- Problème posé 1:
D'après le texte extrait sur Yves Bonnefoy et Gérard Titus-Carmel, depuis combien de temps dure le dialogue entre les deux hommes ?
- Problème posé 2:
Relevez dans le listing toutes les lignes où figure la chaîne "bilo".

- Texte extrait:

Yves Bonnefoy – Gérard Titus-Carmel

Yves Bonnefoy & Gérard Titus-Carmel

 

Chemins ouvrant

 

 

 

Yves Bonnefoy et Gérard Titus-Carmel

Cheminant vers ce qu’il aime appeler la « vérité de poésie », Yves Bonnefoy a toujours apprécié le voisinage des peintres et de la peinture, proximité à travers laquelle on devine la résonance intime, ardente et pourtant mystérieuse, qu’il pressent en cet art.
Parmi ces compagnons de travail et de pensée, Gérard Titus-Carmel tient une place singulière. Cet artiste, lui-même poète, sait en effet les difficultés qu’un texte souvent oppose à se laisser illustrer, regimbant aux « illustrations mercenaires » qui le figent ou le défigurent.
Voici donc près de dix ans que se tresse ce dialogue entre ces deux belles et voisines solitudes qui, d’une rive l’autre, semblent se héler. Ce dialogue est scandé par des œuvres majeures qui lui ont donné ses accents et ses formes.

- Le listing:

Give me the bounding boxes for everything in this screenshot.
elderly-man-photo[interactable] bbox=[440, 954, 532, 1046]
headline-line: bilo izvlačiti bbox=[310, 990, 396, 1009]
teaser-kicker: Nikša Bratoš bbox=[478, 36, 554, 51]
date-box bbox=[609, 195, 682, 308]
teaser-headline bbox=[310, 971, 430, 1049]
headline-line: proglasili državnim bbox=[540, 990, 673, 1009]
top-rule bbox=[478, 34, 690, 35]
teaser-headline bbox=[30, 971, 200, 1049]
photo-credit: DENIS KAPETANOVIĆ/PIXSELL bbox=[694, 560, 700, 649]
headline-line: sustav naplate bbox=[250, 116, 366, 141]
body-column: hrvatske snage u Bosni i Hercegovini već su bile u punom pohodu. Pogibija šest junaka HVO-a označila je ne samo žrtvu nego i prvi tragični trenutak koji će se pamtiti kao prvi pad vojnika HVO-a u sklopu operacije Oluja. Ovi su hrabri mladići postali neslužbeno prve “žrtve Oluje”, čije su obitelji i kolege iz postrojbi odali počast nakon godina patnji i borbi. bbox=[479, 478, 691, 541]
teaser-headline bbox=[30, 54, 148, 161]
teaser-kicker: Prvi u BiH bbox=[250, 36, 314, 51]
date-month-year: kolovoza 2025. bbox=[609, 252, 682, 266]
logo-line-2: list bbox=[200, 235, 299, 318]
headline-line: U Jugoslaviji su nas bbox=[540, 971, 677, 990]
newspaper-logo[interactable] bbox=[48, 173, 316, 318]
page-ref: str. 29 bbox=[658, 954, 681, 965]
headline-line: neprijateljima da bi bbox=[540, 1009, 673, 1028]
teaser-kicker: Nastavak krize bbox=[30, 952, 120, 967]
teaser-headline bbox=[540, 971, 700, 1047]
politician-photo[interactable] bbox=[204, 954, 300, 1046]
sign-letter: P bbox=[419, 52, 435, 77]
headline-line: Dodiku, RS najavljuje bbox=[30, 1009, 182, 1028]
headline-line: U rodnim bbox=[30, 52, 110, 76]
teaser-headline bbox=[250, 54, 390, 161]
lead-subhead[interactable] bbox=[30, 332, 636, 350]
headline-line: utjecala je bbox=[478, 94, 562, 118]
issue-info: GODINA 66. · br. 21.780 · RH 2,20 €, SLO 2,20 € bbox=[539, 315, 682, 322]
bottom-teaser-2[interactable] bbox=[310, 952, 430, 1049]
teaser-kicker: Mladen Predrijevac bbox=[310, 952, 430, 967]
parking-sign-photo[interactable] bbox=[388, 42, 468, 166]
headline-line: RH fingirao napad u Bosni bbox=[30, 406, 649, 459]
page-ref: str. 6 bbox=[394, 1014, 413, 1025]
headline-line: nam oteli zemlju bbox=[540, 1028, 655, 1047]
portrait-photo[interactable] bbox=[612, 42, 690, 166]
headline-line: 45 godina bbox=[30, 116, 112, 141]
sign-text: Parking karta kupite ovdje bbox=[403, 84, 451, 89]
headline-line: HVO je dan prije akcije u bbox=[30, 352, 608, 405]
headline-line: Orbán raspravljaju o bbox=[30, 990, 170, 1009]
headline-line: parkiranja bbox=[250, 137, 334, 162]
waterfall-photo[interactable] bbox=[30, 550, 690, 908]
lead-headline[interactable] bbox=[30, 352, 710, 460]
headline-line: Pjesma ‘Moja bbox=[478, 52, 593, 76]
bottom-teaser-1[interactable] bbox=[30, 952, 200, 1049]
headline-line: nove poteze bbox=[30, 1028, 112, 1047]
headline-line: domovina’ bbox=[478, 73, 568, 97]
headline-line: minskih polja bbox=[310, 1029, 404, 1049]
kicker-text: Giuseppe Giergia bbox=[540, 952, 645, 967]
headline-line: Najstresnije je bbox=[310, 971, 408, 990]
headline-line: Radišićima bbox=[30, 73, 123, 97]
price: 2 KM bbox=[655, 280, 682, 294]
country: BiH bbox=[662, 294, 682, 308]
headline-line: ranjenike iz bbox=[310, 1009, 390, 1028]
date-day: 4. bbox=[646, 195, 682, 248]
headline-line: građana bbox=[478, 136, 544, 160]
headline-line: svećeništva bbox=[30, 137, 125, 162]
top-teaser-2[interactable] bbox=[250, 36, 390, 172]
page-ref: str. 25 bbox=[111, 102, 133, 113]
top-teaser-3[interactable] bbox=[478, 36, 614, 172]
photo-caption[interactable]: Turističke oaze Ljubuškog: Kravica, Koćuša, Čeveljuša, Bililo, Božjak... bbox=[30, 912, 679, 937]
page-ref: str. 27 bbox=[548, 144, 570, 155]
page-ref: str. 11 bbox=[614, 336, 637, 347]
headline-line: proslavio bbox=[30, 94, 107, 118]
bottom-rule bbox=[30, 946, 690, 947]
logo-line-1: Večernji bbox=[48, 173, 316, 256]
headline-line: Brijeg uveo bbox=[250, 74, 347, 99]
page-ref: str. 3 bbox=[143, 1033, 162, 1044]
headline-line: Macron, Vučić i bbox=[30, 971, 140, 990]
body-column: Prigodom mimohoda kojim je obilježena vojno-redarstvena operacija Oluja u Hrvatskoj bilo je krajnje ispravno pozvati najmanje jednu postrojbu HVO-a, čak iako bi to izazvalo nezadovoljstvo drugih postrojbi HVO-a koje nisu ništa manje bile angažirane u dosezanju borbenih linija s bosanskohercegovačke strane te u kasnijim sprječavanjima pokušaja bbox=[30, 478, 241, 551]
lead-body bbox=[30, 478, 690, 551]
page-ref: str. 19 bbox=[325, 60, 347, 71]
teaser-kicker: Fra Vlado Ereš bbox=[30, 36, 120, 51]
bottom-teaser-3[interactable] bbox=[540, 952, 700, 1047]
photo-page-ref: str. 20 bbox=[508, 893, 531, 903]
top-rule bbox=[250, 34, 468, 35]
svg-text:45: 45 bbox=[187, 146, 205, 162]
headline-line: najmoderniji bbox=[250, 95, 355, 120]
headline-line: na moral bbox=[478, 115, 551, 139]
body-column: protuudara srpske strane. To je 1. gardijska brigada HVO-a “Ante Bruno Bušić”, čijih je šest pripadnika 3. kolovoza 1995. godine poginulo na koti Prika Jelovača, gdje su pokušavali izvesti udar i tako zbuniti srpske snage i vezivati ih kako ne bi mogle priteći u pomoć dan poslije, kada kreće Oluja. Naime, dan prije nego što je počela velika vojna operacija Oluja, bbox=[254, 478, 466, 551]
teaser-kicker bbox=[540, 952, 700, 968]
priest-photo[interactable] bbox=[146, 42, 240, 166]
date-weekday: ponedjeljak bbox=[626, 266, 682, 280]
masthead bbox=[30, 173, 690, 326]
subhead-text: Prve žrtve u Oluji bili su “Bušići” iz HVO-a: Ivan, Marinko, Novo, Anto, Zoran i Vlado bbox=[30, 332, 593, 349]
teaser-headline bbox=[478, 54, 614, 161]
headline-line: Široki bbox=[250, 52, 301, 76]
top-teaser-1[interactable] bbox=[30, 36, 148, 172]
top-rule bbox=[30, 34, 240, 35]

- Bonne réponse 1:
Près de dix ans.

- Bonne réponse 2:
headline-line: bilo izvlačiti bbox=[310, 990, 396, 1009]
body-column: Prigodom mimohoda kojim je obilježena vojno-redarstvena operacija Oluja u Hrvatskoj bilo je krajnje ispravno pozvati najmanje jednu postrojbu HVO-a, čak iako bi to izazvalo nezadovoljstvo drugih postrojbi HVO-a koje nisu ništa manje bile angažirane u dosezanju borbenih linija s bosanskohercegovačke strane te u kasnijim sprječavanjima pokušaja bbox=[30, 478, 241, 551]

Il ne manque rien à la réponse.